▶ _Data for processing_:
--- Begin ---
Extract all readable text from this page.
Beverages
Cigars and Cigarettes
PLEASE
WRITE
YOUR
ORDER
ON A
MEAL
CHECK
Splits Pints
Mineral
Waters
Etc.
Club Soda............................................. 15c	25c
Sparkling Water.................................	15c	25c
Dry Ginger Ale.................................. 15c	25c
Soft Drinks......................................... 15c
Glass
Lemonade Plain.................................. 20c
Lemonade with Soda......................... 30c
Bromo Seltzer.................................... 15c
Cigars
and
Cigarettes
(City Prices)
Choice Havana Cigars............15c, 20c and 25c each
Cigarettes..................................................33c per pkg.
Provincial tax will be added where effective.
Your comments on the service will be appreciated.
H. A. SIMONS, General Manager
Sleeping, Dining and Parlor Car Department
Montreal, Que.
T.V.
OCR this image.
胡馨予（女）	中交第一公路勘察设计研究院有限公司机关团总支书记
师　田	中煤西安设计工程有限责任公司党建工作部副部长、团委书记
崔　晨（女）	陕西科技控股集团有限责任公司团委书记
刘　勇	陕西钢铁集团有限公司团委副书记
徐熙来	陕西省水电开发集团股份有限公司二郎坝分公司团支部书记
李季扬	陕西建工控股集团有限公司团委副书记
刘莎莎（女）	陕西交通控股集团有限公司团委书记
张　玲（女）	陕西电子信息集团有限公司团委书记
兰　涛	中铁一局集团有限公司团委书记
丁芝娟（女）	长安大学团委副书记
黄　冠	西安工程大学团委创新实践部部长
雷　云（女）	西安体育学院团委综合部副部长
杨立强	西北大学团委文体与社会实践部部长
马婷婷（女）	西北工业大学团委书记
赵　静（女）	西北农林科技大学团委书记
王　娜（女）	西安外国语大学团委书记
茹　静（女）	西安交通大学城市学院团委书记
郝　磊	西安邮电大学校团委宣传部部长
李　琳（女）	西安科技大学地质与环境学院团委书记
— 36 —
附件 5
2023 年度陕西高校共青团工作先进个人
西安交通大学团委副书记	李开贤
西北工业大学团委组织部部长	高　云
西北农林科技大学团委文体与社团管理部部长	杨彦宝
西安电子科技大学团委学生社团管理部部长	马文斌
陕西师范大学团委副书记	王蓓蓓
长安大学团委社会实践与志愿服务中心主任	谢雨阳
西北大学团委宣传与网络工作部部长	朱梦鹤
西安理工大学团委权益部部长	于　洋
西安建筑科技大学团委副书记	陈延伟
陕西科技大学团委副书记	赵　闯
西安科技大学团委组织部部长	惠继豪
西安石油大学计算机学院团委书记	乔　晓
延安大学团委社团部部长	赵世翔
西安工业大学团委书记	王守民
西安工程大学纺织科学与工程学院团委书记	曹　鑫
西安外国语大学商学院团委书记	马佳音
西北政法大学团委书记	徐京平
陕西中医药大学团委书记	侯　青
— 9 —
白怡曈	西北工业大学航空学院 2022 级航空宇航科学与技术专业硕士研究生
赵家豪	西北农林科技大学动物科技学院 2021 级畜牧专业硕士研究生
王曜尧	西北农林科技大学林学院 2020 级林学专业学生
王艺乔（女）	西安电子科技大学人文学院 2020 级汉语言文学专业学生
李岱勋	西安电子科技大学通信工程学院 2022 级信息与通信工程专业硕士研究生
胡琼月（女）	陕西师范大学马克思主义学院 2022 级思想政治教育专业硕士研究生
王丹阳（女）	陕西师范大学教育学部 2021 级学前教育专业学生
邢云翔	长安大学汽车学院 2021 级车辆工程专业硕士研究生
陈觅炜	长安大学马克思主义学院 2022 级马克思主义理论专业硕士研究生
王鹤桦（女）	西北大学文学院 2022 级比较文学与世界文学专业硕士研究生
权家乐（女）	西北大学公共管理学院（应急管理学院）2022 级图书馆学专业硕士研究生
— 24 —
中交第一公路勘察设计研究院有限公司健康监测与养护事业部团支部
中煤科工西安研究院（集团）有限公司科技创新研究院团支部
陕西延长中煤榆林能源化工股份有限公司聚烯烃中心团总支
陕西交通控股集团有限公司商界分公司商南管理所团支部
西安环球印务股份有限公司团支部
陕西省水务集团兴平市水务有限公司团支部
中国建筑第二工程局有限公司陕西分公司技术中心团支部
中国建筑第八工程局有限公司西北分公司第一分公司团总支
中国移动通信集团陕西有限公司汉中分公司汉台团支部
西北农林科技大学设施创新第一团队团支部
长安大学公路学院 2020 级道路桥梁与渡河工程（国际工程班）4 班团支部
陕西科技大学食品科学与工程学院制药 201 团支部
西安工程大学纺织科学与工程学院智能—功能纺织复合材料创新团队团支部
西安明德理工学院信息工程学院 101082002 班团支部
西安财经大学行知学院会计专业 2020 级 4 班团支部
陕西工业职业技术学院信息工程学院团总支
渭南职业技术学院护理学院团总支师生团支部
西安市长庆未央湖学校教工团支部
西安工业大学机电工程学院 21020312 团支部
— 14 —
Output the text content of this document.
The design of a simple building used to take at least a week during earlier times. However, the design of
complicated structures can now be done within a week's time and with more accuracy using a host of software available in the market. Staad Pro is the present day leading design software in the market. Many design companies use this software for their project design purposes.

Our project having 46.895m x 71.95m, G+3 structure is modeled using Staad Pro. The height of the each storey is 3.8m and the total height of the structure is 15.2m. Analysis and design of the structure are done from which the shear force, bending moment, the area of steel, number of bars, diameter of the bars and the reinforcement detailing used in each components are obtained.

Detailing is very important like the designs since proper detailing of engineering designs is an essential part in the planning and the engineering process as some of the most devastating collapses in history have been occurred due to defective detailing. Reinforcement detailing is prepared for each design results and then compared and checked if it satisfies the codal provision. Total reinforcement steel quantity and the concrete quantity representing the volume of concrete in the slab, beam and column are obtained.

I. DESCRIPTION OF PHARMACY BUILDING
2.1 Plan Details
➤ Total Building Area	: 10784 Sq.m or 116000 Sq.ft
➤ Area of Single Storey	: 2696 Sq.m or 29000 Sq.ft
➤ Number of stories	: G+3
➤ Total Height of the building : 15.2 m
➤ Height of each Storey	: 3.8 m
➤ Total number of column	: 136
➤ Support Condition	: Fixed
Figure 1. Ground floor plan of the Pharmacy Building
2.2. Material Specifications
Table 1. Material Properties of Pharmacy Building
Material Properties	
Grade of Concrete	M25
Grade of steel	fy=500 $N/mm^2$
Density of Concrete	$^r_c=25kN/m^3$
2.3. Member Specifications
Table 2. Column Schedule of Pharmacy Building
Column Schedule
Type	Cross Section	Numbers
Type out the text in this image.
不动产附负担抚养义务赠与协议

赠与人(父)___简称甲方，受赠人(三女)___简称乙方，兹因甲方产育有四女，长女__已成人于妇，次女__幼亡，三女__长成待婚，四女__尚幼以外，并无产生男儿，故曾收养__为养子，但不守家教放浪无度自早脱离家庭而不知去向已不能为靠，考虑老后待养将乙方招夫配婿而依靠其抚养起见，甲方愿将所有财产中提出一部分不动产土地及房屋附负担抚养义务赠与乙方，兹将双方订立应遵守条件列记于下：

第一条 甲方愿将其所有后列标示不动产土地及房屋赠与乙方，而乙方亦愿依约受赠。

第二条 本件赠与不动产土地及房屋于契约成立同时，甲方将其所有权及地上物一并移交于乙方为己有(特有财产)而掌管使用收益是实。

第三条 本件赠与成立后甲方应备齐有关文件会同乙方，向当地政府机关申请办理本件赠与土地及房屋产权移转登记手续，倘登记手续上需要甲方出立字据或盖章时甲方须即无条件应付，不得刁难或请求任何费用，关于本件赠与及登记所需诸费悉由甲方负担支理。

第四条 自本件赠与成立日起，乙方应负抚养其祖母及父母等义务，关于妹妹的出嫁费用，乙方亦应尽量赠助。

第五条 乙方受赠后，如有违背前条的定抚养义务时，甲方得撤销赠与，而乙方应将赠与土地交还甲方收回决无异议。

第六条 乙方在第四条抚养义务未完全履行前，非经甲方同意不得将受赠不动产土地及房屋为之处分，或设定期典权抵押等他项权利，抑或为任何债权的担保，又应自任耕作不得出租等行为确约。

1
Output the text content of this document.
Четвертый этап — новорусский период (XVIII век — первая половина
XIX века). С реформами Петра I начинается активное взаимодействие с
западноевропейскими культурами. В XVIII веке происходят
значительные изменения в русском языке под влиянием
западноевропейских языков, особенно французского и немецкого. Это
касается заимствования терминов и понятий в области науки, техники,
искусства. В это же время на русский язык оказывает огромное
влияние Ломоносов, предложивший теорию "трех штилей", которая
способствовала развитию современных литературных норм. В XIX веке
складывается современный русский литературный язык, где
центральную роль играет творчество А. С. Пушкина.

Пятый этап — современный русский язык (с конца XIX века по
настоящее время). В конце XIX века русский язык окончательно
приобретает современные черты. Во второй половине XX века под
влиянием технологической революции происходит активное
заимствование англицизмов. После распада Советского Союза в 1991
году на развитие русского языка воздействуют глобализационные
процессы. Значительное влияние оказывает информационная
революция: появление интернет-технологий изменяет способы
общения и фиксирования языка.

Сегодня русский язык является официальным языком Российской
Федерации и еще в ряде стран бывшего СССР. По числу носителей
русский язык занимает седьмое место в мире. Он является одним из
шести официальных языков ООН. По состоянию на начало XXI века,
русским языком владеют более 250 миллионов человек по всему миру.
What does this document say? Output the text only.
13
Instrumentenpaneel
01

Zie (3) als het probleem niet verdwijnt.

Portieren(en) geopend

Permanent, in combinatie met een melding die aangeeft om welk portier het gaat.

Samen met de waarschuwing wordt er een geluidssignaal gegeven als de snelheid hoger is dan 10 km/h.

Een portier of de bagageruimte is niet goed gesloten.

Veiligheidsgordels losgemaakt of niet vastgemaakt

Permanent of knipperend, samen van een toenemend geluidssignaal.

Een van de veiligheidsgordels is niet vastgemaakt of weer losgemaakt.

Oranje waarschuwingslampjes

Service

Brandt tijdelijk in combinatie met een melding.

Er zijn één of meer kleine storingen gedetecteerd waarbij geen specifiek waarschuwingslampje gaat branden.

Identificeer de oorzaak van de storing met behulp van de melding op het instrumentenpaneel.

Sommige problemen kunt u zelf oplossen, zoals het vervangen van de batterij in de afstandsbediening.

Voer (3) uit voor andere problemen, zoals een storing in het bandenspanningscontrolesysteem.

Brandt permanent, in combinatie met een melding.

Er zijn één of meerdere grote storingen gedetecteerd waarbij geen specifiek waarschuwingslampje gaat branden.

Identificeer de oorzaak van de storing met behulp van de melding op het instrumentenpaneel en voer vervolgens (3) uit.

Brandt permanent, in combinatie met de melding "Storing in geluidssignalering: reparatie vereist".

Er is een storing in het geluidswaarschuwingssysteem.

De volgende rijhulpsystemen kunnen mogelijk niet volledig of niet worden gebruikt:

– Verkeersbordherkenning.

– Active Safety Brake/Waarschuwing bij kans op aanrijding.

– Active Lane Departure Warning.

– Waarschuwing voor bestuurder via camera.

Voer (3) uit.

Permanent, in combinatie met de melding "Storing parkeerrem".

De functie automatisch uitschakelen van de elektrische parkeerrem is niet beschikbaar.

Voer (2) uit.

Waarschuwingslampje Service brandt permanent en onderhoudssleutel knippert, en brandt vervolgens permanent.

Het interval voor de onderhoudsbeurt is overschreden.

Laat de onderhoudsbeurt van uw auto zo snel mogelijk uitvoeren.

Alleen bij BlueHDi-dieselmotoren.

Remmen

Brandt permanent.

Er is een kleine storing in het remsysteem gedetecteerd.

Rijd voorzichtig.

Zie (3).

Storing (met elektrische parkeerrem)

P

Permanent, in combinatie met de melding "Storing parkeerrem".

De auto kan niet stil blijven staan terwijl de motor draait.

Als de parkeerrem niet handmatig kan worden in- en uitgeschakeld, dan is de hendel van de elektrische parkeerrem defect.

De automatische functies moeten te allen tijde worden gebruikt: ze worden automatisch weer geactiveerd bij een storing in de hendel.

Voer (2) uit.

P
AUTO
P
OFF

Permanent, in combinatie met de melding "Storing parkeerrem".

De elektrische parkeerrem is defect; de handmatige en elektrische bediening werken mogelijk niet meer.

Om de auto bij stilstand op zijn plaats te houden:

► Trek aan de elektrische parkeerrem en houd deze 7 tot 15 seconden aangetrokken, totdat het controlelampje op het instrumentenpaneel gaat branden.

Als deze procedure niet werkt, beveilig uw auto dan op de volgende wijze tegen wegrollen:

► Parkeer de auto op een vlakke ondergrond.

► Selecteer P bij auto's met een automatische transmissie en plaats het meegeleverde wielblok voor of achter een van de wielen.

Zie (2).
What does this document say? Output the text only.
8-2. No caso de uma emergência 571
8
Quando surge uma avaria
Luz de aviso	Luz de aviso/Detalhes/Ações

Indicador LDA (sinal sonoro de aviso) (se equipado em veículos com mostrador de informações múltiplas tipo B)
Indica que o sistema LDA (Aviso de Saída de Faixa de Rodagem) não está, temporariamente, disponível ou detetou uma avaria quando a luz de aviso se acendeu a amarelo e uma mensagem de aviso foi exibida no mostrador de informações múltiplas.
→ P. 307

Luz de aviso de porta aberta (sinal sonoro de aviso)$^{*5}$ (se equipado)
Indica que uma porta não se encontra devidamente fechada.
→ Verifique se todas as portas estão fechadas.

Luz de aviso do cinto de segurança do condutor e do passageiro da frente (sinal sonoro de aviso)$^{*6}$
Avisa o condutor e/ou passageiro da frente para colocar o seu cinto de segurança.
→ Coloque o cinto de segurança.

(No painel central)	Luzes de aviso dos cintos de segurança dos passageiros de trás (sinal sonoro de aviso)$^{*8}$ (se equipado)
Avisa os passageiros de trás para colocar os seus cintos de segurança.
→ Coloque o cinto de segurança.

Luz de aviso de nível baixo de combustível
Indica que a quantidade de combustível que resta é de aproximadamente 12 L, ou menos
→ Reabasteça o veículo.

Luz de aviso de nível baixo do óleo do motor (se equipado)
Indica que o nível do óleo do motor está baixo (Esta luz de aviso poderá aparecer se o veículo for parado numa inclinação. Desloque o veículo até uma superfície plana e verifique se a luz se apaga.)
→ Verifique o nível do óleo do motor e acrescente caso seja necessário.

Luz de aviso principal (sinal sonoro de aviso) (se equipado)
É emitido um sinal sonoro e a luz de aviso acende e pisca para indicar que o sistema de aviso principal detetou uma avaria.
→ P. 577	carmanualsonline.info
--- End ---
▶ _Exercise instructions_: Determine how many lines of the listing above hold the word "this". Report that number without anything else.

▶ _Exercise response_: 8